■ **Dataset rows**:
==============================

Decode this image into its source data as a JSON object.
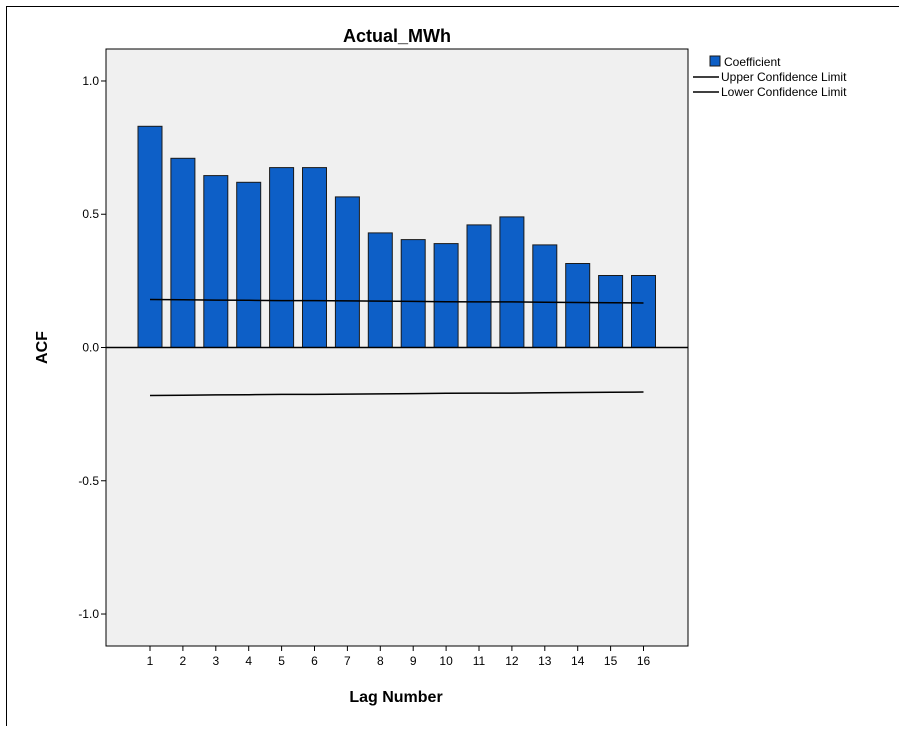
{
  "chart_data": {
    "type": "bar",
    "title": "Actual_MWh",
    "xlabel": "Lag Number",
    "ylabel": "ACF",
    "categories": [
      "1",
      "2",
      "3",
      "4",
      "5",
      "6",
      "7",
      "8",
      "9",
      "10",
      "11",
      "12",
      "13",
      "14",
      "15",
      "16"
    ],
    "series": [
      {
        "name": "Coefficient",
        "type": "bar",
        "values": [
          0.83,
          0.71,
          0.645,
          0.62,
          0.675,
          0.675,
          0.565,
          0.43,
          0.405,
          0.39,
          0.46,
          0.49,
          0.385,
          0.315,
          0.27,
          0.27
        ]
      },
      {
        "name": "Upper Confidence Limit",
        "type": "line",
        "values": [
          0.18,
          0.179,
          0.178,
          0.177,
          0.176,
          0.176,
          0.175,
          0.174,
          0.173,
          0.172,
          0.171,
          0.171,
          0.17,
          0.169,
          0.168,
          0.167
        ]
      },
      {
        "name": "Lower Confidence Limit",
        "type": "line",
        "values": [
          -0.18,
          -0.179,
          -0.178,
          -0.177,
          -0.176,
          -0.176,
          -0.175,
          -0.174,
          -0.173,
          -0.172,
          -0.171,
          -0.171,
          -0.17,
          -0.169,
          -0.168,
          -0.167
        ]
      }
    ],
    "ylim": [
      -1.12,
      1.12
    ],
    "yticks": [
      "-1.0",
      "-0.5",
      "0.0",
      "0.5",
      "1.0"
    ],
    "ytick_values": [
      -1.0,
      -0.5,
      0.0,
      0.5,
      1.0
    ],
    "legend_position": "top-right",
    "grid": false,
    "colors": {
      "bar": "#0d5fc7",
      "bar_border": "#1a1a1a",
      "plot_bg": "#f0f0f0",
      "line": "#000000"
    }
  }
}
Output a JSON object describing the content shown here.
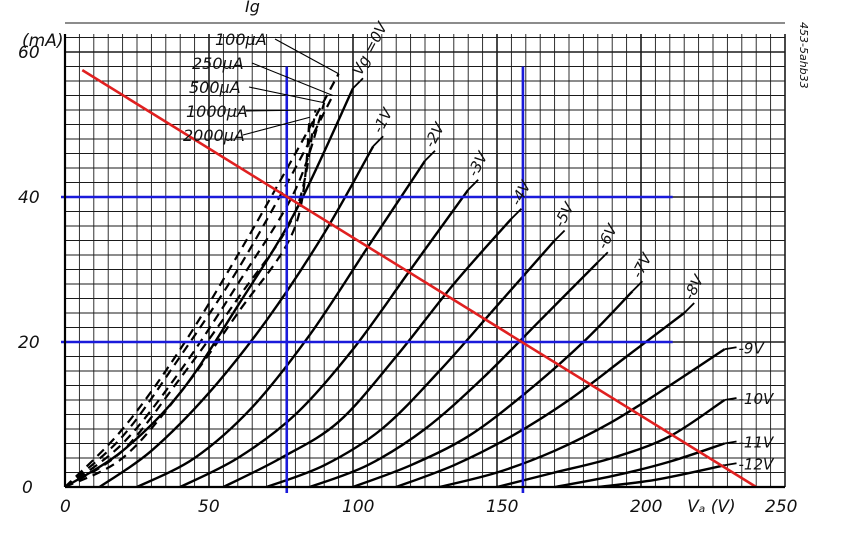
{
  "chart_data": {
    "type": "line",
    "title": "",
    "xlabel": "Vₐ (V)",
    "ylabel": "(mA)",
    "xlim": [
      0,
      250
    ],
    "ylim": [
      0,
      60
    ],
    "x_ticks": [
      "0",
      "50",
      "100",
      "150",
      "200",
      "250"
    ],
    "y_ticks": [
      "0",
      "20",
      "40",
      "60"
    ],
    "grid": true,
    "side_note": "453-5ahb33",
    "ig_header": "Ig",
    "colors": {
      "grid": "#1a1a1a",
      "curves": "#000000",
      "load_line": "#e02020",
      "markers": "#1a1adb"
    },
    "series": [
      {
        "name": "Vg =0V",
        "style": "solid",
        "points": [
          [
            0,
            0
          ],
          [
            20,
            5
          ],
          [
            40,
            13
          ],
          [
            60,
            25
          ],
          [
            80,
            38
          ],
          [
            100,
            55
          ]
        ]
      },
      {
        "name": "-1V",
        "style": "solid",
        "points": [
          [
            12,
            0
          ],
          [
            30,
            5
          ],
          [
            50,
            13
          ],
          [
            70,
            23
          ],
          [
            90,
            35
          ],
          [
            107,
            47
          ]
        ]
      },
      {
        "name": "-2V",
        "style": "solid",
        "points": [
          [
            25,
            0
          ],
          [
            45,
            4
          ],
          [
            65,
            11
          ],
          [
            85,
            21
          ],
          [
            105,
            33
          ],
          [
            125,
            45
          ]
        ]
      },
      {
        "name": "-3V",
        "style": "solid",
        "points": [
          [
            40,
            0
          ],
          [
            60,
            4
          ],
          [
            80,
            10
          ],
          [
            100,
            19
          ],
          [
            120,
            30
          ],
          [
            140,
            41
          ]
        ]
      },
      {
        "name": "-4V",
        "style": "solid",
        "points": [
          [
            55,
            0
          ],
          [
            75,
            4
          ],
          [
            95,
            9
          ],
          [
            115,
            18
          ],
          [
            135,
            28
          ],
          [
            155,
            37
          ]
        ]
      },
      {
        "name": "-5V",
        "style": "solid",
        "points": [
          [
            70,
            0
          ],
          [
            90,
            3
          ],
          [
            110,
            8
          ],
          [
            130,
            16
          ],
          [
            150,
            25
          ],
          [
            170,
            34
          ]
        ]
      },
      {
        "name": "-6V",
        "style": "solid",
        "points": [
          [
            85,
            0
          ],
          [
            105,
            3
          ],
          [
            125,
            8
          ],
          [
            145,
            15
          ],
          [
            165,
            23
          ],
          [
            185,
            31
          ]
        ]
      },
      {
        "name": "-7V",
        "style": "solid",
        "points": [
          [
            100,
            0
          ],
          [
            120,
            3
          ],
          [
            140,
            7
          ],
          [
            160,
            13
          ],
          [
            180,
            20
          ],
          [
            197,
            27
          ]
        ]
      },
      {
        "name": "-8V",
        "style": "solid",
        "points": [
          [
            115,
            0
          ],
          [
            135,
            3
          ],
          [
            155,
            7
          ],
          [
            175,
            12
          ],
          [
            195,
            18
          ],
          [
            215,
            24
          ]
        ]
      },
      {
        "name": "-9V",
        "style": "solid",
        "points": [
          [
            130,
            0
          ],
          [
            150,
            2
          ],
          [
            170,
            5
          ],
          [
            190,
            9
          ],
          [
            210,
            14
          ],
          [
            229,
            19
          ]
        ]
      },
      {
        "name": "-10V",
        "style": "solid",
        "points": [
          [
            150,
            0
          ],
          [
            170,
            2
          ],
          [
            190,
            4
          ],
          [
            210,
            7
          ],
          [
            229,
            12
          ]
        ]
      },
      {
        "name": "-11V",
        "style": "solid",
        "points": [
          [
            170,
            0
          ],
          [
            190,
            1.5
          ],
          [
            210,
            3.5
          ],
          [
            229,
            6
          ]
        ]
      },
      {
        "name": "-12V",
        "style": "solid",
        "points": [
          [
            185,
            0
          ],
          [
            205,
            1
          ],
          [
            229,
            3
          ]
        ]
      },
      {
        "name": "100μA",
        "style": "dashed",
        "points": [
          [
            0,
            0
          ],
          [
            20,
            8
          ],
          [
            40,
            19
          ],
          [
            60,
            32
          ],
          [
            80,
            46
          ],
          [
            95,
            57
          ]
        ]
      },
      {
        "name": "250μA",
        "style": "dashed",
        "points": [
          [
            0,
            0
          ],
          [
            20,
            7
          ],
          [
            40,
            18
          ],
          [
            60,
            30
          ],
          [
            80,
            44
          ],
          [
            93,
            54
          ]
        ]
      },
      {
        "name": "500μA",
        "style": "dashed",
        "points": [
          [
            0,
            0
          ],
          [
            20,
            6
          ],
          [
            40,
            16
          ],
          [
            60,
            28
          ],
          [
            80,
            41
          ],
          [
            90,
            53
          ]
        ]
      },
      {
        "name": "1000μA",
        "style": "dashed",
        "points": [
          [
            0,
            0
          ],
          [
            20,
            5
          ],
          [
            40,
            15
          ],
          [
            60,
            26
          ],
          [
            80,
            38
          ],
          [
            87,
            52
          ]
        ]
      },
      {
        "name": "2000μA",
        "style": "dashed",
        "points": [
          [
            0,
            0
          ],
          [
            20,
            4
          ],
          [
            40,
            13
          ],
          [
            60,
            24
          ],
          [
            80,
            36
          ],
          [
            85,
            51
          ]
        ]
      }
    ],
    "load_line": {
      "points": [
        [
          6,
          57.5
        ],
        [
          240,
          0
        ]
      ]
    },
    "marker_lines": {
      "vertical": [
        77,
        159
      ],
      "horizontal": [
        40,
        20
      ]
    }
  }
}
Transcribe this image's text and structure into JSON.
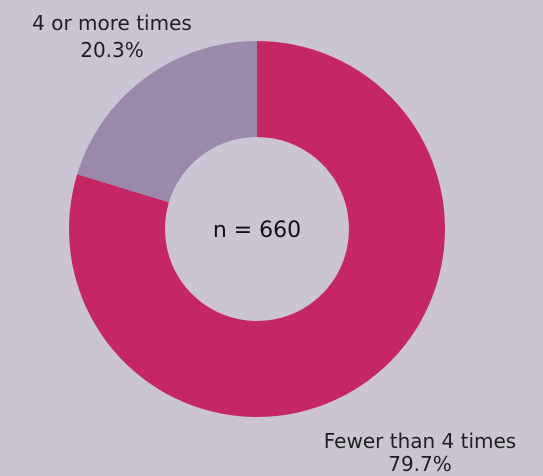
{
  "chart_data": {
    "type": "pie",
    "donut": true,
    "slices": [
      {
        "label": "Fewer than 4 times",
        "value_label": "79.7%",
        "value": 79.7,
        "color": "#c42763"
      },
      {
        "label": "4 or more times",
        "value_label": "20.3%",
        "value": 20.3,
        "color": "#9a89a9"
      }
    ],
    "center_text": "n = 660",
    "background": "#cbc5d3",
    "hole_color": "#cbc5d3"
  }
}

==============================

■ **Exercise instructions**:
Above are the records. Identify each line that contains the word "this".

■ **Expected output**:
Decode this image into its source data as a JSON object.
Transcribe this image's text and structure into JSON.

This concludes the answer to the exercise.